TO DO: Each entry below is to be transcribed exactly.

DATA RECORDS:
>>>>>
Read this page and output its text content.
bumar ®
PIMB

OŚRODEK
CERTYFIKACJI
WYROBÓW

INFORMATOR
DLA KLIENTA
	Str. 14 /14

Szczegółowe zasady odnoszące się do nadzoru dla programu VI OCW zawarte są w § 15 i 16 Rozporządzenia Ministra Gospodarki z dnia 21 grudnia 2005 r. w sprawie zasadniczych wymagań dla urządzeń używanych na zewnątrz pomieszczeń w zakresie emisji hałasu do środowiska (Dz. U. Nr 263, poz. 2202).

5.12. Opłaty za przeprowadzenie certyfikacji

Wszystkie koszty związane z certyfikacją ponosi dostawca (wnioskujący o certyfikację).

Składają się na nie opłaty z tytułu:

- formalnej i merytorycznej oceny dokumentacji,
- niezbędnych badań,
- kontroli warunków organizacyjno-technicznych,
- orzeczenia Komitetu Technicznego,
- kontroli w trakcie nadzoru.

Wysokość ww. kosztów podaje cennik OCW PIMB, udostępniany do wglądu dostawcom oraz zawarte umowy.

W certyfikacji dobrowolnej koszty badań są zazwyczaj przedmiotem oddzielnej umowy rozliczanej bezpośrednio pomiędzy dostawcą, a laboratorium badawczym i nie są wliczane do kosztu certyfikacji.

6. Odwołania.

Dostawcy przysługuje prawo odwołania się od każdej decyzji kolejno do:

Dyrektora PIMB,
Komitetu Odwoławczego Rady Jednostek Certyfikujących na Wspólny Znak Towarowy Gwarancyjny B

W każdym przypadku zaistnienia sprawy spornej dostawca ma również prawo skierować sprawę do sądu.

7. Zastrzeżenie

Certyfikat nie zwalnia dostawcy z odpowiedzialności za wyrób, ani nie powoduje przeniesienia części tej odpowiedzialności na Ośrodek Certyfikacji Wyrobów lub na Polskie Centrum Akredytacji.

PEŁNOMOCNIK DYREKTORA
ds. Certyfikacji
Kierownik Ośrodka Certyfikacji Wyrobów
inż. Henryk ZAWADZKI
<<<<<
RESULT:
Read this page and output its text content.
bumar ®
PIMB

OŚRODEK
CERTYFIKACJI
WYROBÓW

INFORMATOR
DLA KLIENTA
	Str. 14 /14

Szczegółowe zasady odnoszące się do nadzoru dla programu VI OCW zawarte są w § 15 i 16 Rozporządzenia Ministra Gospodarki z dnia 21 grudnia 2005 r. w sprawie zasadniczych wymagań dla urządzeń używanych na zewnątrz pomieszczeń w zakresie emisji hałasu do środowiska (Dz. U. Nr 263, poz. 2202).

5.12. Opłaty za przeprowadzenie certyfikacji

Wszystkie koszty związane z certyfikacją ponosi dostawca (wnioskujący o certyfikację).

Składają się na nie opłaty z tytułu:

- formalnej i merytorycznej oceny dokumentacji,
- niezbędnych badań,
- kontroli warunków organizacyjno-technicznych,
- orzeczenia Komitetu Technicznego,
- kontroli w trakcie nadzoru.

Wysokość ww. kosztów podaje cennik OCW PIMB, udostępniany do wglądu dostawcom oraz zawarte umowy.

W certyfikacji dobrowolnej koszty badań są zazwyczaj przedmiotem oddzielnej umowy rozliczanej bezpośrednio pomiędzy dostawcą, a laboratorium badawczym i nie są wliczane do kosztu certyfikacji.

6. Odwołania.

Dostawcy przysługuje prawo odwołania się od każdej decyzji kolejno do:

Dyrektora PIMB,
Komitetu Odwoławczego Rady Jednostek Certyfikujących na Wspólny Znak Towarowy Gwarancyjny B

W każdym przypadku zaistnienia sprawy spornej dostawca ma również prawo skierować sprawę do sądu.

7. Zastrzeżenie

Certyfikat nie zwalnia dostawcy z odpowiedzialności za wyrób, ani nie powoduje przeniesienia części tej odpowiedzialności na Ośrodek Certyfikacji Wyrobów lub na Polskie Centrum Akredytacji.

PEŁNOMOCNIK DYREKTORA
ds. Certyfikacji
Kierownik Ośrodka Certyfikacji Wyrobów
inż. Henryk ZAWADZKI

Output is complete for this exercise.